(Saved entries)
##########
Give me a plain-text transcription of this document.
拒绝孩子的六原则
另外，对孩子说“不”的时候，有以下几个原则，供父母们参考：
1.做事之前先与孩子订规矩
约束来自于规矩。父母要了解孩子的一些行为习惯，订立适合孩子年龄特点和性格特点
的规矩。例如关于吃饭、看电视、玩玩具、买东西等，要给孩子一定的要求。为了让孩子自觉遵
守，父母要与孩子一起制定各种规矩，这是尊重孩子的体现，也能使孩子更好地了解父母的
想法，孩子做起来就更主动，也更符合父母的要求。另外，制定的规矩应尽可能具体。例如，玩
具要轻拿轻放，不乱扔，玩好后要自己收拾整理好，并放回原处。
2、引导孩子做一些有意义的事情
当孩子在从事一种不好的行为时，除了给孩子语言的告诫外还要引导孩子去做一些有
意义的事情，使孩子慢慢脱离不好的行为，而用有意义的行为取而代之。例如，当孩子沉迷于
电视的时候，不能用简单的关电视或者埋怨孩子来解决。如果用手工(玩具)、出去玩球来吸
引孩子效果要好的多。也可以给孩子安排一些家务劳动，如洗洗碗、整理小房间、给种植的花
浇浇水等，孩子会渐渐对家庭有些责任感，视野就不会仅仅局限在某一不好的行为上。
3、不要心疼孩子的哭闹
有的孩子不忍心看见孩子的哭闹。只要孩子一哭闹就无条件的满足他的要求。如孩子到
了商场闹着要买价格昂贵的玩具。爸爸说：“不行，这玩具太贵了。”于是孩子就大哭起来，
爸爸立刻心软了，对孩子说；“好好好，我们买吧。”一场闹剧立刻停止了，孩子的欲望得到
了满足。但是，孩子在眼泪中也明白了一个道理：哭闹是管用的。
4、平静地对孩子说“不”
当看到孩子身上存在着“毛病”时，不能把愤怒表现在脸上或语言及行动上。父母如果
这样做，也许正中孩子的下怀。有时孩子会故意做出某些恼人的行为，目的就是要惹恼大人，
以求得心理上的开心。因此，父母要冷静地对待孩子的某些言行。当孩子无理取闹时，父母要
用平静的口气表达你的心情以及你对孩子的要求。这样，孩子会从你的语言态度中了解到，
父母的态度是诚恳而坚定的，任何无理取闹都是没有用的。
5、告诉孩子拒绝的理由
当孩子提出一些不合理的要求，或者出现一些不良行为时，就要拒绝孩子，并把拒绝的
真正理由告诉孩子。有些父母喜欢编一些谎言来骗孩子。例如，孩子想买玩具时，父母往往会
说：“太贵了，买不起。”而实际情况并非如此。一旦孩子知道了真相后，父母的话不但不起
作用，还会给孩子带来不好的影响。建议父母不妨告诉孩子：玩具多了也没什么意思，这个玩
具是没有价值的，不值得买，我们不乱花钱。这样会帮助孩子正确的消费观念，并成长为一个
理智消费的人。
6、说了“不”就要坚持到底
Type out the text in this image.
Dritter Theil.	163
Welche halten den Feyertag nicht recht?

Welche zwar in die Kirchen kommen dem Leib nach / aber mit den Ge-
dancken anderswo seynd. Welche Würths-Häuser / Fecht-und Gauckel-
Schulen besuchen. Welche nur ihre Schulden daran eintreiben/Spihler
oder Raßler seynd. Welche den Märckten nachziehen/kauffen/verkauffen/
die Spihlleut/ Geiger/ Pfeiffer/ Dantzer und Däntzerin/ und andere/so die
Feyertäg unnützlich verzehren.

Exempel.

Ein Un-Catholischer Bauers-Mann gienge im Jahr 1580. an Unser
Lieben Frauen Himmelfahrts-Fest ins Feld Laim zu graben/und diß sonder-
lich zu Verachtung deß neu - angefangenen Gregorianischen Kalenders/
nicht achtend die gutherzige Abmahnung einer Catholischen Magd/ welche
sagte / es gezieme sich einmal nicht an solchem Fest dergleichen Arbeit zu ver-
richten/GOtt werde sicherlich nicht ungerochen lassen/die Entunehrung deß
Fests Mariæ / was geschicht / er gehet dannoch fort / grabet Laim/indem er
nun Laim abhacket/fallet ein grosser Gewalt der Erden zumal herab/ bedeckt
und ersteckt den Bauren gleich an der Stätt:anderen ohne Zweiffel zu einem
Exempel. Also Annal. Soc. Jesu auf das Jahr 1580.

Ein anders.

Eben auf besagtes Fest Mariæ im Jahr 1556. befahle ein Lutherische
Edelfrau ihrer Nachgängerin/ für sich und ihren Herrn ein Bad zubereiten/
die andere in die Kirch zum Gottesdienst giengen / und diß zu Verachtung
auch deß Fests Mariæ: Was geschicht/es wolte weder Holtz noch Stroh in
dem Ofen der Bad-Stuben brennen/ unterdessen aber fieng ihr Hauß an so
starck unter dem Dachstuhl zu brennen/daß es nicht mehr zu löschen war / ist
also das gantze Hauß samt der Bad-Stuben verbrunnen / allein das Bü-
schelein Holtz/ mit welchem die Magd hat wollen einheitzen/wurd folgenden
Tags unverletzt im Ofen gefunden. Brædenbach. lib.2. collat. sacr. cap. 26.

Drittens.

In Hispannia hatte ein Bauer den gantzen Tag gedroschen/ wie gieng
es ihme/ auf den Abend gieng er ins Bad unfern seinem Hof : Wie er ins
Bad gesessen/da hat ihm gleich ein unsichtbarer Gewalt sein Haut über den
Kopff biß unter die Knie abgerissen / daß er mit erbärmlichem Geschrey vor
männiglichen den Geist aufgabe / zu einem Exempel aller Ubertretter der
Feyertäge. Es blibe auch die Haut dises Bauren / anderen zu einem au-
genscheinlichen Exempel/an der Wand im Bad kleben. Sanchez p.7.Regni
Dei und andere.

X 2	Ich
##########
Give the listing again, word for word.

**Finished task:**
Give me a plain-text transcription of this document.
拒绝孩子的六原则
另外，对孩子说“不”的时候，有以下几个原则，供父母们参考：
1.做事之前先与孩子订规矩
约束来自于规矩。父母要了解孩子的一些行为习惯，订立适合孩子年龄特点和性格特点
的规矩。例如关于吃饭、看电视、玩玩具、买东西等，要给孩子一定的要求。为了让孩子自觉遵
守，父母要与孩子一起制定各种规矩，这是尊重孩子的体现，也能使孩子更好地了解父母的
想法，孩子做起来就更主动，也更符合父母的要求。另外，制定的规矩应尽可能具体。例如，玩
具要轻拿轻放，不乱扔，玩好后要自己收拾整理好，并放回原处。
2、引导孩子做一些有意义的事情
当孩子在从事一种不好的行为时，除了给孩子语言的告诫外还要引导孩子去做一些有
意义的事情，使孩子慢慢脱离不好的行为，而用有意义的行为取而代之。例如，当孩子沉迷于
电视的时候，不能用简单的关电视或者埋怨孩子来解决。如果用手工(玩具)、出去玩球来吸
引孩子效果要好的多。也可以给孩子安排一些家务劳动，如洗洗碗、整理小房间、给种植的花
浇浇水等，孩子会渐渐对家庭有些责任感，视野就不会仅仅局限在某一不好的行为上。
3、不要心疼孩子的哭闹
有的孩子不忍心看见孩子的哭闹。只要孩子一哭闹就无条件的满足他的要求。如孩子到
了商场闹着要买价格昂贵的玩具。爸爸说：“不行，这玩具太贵了。”于是孩子就大哭起来，
爸爸立刻心软了，对孩子说；“好好好，我们买吧。”一场闹剧立刻停止了，孩子的欲望得到
了满足。但是，孩子在眼泪中也明白了一个道理：哭闹是管用的。
4、平静地对孩子说“不”
当看到孩子身上存在着“毛病”时，不能把愤怒表现在脸上或语言及行动上。父母如果
这样做，也许正中孩子的下怀。有时孩子会故意做出某些恼人的行为，目的就是要惹恼大人，
以求得心理上的开心。因此，父母要冷静地对待孩子的某些言行。当孩子无理取闹时，父母要
用平静的口气表达你的心情以及你对孩子的要求。这样，孩子会从你的语言态度中了解到，
父母的态度是诚恳而坚定的，任何无理取闹都是没有用的。
5、告诉孩子拒绝的理由
当孩子提出一些不合理的要求，或者出现一些不良行为时，就要拒绝孩子，并把拒绝的
真正理由告诉孩子。有些父母喜欢编一些谎言来骗孩子。例如，孩子想买玩具时，父母往往会
说：“太贵了，买不起。”而实际情况并非如此。一旦孩子知道了真相后，父母的话不但不起
作用，还会给孩子带来不好的影响。建议父母不妨告诉孩子：玩具多了也没什么意思，这个玩
具是没有价值的，不值得买，我们不乱花钱。这样会帮助孩子正确的消费观念，并成长为一个
理智消费的人。
6、说了“不”就要坚持到底
Type out the text in this image.
Dritter Theil.	163
Welche halten den Feyertag nicht recht?

Welche zwar in die Kirchen kommen dem Leib nach / aber mit den Ge-
dancken anderswo seynd. Welche Würths-Häuser / Fecht-und Gauckel-
Schulen besuchen. Welche nur ihre Schulden daran eintreiben/Spihler
oder Raßler seynd. Welche den Märckten nachziehen/kauffen/verkauffen/
die Spihlleut/ Geiger/ Pfeiffer/ Dantzer und Däntzerin/ und andere/so die
Feyertäg unnützlich verzehren.

Exempel.

Ein Un-Catholischer Bauers-Mann gienge im Jahr 1580. an Unser
Lieben Frauen Himmelfahrts-Fest ins Feld Laim zu graben/und diß sonder-
lich zu Verachtung deß neu - angefangenen Gregorianischen Kalenders/
nicht achtend die gutherzige Abmahnung einer Catholischen Magd/ welche
sagte / es gezieme sich einmal nicht an solchem Fest dergleichen Arbeit zu ver-
richten/GOtt werde sicherlich nicht ungerochen lassen/die Entunehrung deß
Fests Mariæ / was geschicht / er gehet dannoch fort / grabet Laim/indem er
nun Laim abhacket/fallet ein grosser Gewalt der Erden zumal herab/ bedeckt
und ersteckt den Bauren gleich an der Stätt:anderen ohne Zweiffel zu einem
Exempel. Also Annal. Soc. Jesu auf das Jahr 1580.

Ein anders.

Eben auf besagtes Fest Mariæ im Jahr 1556. befahle ein Lutherische
Edelfrau ihrer Nachgängerin/ für sich und ihren Herrn ein Bad zubereiten/
die andere in die Kirch zum Gottesdienst giengen / und diß zu Verachtung
auch deß Fests Mariæ: Was geschicht/es wolte weder Holtz noch Stroh in
dem Ofen der Bad-Stuben brennen/ unterdessen aber fieng ihr Hauß an so
starck unter dem Dachstuhl zu brennen/daß es nicht mehr zu löschen war / ist
also das gantze Hauß samt der Bad-Stuben verbrunnen / allein das Bü-
schelein Holtz/ mit welchem die Magd hat wollen einheitzen/wurd folgenden
Tags unverletzt im Ofen gefunden. Brædenbach. lib.2. collat. sacr. cap. 26.

Drittens.

In Hispannia hatte ein Bauer den gantzen Tag gedroschen/ wie gieng
es ihme/ auf den Abend gieng er ins Bad unfern seinem Hof : Wie er ins
Bad gesessen/da hat ihm gleich ein unsichtbarer Gewalt sein Haut über den
Kopff biß unter die Knie abgerissen / daß er mit erbärmlichem Geschrey vor
männiglichen den Geist aufgabe / zu einem Exempel aller Ubertretter der
Feyertäge. Es blibe auch die Haut dises Bauren / anderen zu einem au-
genscheinlichen Exempel/an der Wand im Bad kleben. Sanchez p.7.Regni
Dei und andere.

X 2	Ich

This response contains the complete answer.